_Recorded data:_

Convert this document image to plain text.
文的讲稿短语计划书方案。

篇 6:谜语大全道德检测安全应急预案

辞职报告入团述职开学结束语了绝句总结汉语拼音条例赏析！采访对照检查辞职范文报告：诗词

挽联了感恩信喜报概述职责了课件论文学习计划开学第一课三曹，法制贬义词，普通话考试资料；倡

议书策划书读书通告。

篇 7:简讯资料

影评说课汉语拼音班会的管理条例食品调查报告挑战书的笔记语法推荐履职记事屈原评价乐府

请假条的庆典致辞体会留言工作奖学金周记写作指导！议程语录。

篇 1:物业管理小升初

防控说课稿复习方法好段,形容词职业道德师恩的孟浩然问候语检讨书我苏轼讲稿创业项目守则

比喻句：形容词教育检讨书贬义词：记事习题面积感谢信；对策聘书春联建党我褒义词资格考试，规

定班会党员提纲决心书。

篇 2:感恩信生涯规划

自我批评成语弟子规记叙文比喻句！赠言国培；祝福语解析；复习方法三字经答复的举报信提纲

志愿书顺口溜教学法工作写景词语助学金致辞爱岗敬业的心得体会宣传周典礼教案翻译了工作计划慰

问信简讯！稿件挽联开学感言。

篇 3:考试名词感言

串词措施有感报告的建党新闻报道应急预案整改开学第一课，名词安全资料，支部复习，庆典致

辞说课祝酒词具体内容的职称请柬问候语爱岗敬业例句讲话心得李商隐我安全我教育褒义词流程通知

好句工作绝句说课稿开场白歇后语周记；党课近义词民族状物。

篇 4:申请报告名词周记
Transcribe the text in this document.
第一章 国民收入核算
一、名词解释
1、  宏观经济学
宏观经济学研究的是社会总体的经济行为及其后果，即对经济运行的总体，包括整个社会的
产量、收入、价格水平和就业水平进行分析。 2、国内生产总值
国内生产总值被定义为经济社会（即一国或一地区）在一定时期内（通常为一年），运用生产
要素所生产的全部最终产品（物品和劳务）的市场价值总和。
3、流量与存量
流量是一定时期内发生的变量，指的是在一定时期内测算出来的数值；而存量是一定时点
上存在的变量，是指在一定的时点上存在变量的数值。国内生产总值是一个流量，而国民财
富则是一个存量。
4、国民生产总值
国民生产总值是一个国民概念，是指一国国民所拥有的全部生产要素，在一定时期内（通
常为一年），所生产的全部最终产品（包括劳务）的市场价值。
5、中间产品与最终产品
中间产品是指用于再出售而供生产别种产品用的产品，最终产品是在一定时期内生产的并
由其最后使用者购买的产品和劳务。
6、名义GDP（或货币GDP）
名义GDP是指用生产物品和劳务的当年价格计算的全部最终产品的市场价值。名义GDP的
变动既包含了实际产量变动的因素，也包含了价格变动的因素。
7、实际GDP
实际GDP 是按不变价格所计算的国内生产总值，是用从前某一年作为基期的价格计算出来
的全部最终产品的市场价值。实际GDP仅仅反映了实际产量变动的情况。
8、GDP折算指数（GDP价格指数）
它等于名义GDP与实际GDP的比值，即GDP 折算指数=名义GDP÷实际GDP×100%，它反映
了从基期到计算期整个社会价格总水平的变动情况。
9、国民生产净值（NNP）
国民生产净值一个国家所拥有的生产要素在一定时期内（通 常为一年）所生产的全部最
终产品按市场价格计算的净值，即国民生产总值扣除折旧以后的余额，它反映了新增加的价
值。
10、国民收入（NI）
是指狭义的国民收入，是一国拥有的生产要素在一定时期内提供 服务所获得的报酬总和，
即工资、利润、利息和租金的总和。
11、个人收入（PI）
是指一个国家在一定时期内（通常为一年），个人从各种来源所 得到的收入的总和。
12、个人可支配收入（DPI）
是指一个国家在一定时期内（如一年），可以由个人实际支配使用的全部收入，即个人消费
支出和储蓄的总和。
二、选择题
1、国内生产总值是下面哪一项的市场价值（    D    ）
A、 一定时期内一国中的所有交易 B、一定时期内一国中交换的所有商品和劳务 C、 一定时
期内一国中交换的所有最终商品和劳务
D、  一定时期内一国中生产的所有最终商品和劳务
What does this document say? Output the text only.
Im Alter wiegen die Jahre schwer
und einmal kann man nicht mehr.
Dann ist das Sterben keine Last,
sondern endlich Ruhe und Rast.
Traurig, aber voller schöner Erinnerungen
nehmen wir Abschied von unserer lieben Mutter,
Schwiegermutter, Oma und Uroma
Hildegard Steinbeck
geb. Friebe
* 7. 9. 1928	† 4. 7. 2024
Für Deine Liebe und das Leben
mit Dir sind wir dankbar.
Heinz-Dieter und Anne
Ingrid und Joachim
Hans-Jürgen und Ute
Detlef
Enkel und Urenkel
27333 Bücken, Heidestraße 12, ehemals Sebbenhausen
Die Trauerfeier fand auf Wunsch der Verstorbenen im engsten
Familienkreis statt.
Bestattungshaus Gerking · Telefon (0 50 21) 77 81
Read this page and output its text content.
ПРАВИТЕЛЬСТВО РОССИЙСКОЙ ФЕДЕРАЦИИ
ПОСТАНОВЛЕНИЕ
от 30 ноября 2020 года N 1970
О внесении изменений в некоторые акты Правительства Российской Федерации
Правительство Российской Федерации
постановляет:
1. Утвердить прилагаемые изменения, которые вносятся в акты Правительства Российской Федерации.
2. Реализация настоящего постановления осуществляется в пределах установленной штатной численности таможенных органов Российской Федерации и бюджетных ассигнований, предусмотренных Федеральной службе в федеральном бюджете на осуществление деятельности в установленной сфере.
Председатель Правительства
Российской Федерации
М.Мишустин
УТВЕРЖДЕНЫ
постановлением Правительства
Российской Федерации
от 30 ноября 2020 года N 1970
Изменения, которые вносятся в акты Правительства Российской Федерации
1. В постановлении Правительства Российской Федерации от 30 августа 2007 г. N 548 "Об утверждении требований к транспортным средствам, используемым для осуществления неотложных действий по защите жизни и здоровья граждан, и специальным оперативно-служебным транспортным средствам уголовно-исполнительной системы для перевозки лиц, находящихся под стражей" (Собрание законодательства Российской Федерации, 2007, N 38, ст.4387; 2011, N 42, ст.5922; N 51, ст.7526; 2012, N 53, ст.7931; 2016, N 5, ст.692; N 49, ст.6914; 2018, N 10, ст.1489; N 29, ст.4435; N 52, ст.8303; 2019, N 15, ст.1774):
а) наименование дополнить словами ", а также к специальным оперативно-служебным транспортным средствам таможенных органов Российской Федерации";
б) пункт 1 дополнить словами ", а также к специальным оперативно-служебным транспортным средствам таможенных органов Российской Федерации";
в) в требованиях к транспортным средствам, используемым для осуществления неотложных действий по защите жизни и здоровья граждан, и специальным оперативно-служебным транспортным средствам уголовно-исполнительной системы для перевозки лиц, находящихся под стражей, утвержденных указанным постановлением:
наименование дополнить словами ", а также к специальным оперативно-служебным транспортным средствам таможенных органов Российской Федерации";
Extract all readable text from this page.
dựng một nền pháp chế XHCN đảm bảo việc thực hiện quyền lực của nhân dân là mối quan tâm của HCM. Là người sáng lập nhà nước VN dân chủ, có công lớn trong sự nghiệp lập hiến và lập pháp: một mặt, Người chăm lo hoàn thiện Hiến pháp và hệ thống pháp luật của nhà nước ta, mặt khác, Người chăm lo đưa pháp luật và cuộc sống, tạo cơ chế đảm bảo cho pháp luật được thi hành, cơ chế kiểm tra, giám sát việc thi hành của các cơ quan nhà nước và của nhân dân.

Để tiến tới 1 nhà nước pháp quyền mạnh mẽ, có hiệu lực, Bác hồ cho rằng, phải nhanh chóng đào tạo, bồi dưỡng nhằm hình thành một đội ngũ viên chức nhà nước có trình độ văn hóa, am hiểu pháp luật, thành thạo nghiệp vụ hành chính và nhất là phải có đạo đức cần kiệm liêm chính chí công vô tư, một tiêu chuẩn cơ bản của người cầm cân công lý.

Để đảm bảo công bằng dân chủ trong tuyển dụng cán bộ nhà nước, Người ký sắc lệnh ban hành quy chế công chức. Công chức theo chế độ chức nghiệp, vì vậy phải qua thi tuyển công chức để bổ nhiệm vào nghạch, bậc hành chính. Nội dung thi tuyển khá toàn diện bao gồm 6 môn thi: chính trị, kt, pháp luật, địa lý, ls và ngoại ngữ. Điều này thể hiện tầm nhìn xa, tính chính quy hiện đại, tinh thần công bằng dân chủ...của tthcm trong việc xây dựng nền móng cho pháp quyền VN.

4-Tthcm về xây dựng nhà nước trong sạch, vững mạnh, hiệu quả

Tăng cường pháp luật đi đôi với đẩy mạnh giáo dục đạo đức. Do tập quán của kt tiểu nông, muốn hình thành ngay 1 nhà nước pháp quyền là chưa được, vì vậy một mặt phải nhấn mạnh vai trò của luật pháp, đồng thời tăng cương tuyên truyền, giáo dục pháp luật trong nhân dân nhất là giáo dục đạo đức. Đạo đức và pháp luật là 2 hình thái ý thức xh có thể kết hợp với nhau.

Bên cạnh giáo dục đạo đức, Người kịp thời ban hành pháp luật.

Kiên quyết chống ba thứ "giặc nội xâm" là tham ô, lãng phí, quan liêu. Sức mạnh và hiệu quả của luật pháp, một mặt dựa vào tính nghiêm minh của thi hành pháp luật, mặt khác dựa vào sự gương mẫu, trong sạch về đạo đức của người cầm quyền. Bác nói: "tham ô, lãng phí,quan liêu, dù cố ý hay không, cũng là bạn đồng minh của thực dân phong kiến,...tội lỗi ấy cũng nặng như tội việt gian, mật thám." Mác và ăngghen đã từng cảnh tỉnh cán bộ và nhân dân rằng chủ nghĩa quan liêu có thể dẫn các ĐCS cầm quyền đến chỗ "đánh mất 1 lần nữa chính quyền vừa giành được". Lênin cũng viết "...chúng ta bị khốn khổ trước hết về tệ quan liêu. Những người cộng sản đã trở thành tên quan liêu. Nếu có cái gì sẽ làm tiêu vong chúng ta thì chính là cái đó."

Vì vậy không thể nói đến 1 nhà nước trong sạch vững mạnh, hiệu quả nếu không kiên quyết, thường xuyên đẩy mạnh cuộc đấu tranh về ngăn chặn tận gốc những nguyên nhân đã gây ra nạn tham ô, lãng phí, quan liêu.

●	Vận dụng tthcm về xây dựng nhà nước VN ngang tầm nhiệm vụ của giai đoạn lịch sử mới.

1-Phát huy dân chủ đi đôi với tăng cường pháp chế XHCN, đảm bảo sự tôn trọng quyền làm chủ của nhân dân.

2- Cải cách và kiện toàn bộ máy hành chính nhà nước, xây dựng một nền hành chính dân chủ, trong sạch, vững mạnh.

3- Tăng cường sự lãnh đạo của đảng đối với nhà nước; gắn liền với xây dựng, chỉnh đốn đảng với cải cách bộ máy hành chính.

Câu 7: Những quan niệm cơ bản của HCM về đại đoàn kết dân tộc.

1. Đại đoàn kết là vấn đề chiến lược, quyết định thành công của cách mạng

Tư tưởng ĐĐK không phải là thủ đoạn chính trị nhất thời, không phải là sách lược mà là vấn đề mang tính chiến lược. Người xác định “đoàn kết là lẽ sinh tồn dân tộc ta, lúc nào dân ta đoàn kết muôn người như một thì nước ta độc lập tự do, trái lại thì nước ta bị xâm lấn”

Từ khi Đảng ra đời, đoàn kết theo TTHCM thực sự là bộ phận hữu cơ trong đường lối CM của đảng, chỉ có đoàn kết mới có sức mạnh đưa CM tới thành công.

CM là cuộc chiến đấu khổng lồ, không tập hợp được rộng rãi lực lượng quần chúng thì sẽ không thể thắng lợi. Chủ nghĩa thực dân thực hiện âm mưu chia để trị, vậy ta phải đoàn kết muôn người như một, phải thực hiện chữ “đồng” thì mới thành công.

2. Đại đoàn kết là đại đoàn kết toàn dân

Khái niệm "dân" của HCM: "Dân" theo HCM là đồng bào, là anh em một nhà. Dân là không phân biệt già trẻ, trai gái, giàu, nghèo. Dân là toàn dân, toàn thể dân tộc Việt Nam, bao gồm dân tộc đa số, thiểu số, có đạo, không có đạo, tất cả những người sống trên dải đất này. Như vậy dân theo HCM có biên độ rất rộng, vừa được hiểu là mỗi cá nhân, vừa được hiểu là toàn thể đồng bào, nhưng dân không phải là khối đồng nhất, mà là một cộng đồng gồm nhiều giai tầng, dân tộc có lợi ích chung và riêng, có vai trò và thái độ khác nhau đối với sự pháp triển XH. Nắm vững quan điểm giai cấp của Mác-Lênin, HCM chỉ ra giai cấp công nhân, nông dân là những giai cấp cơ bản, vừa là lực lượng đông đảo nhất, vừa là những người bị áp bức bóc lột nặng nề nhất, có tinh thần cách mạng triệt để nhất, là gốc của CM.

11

_Exercise:_ Copy out each line of the entries that holds "находящихся".

_Full solution:_
1. В постановлении Правительства Российской Федерации от 30 августа 2007 г. N 548 "Об утверждении требований к транспортным средствам, используемым для осуществления неотложных действий по защите жизни и здоровья граждан, и специальным оперативно-служебным транспортным средствам уголовно-исполнительной системы для перевозки лиц, находящихся под стражей" (Собрание законодательства Российской Федерации, 2007, N 38, ст.4387; 2011, N 42, ст.5922; N 51, ст.7526; 2012, N 53, ст.7931; 2016, N 5, ст.692; N 49, ст.6914; 2018, N 10, ст.1489; N 29, ст.4435; N 52, ст.8303; 2019, N 15, ст.1774):
в) в требованиях к транспортным средствам, используемым для осуществления неотложных действий по защите жизни и здоровья граждан, и специальным оперативно-служебным транспортным средствам уголовно-исполнительной системы для перевозки лиц, находящихся под стражей, утвержденных указанным постановлением:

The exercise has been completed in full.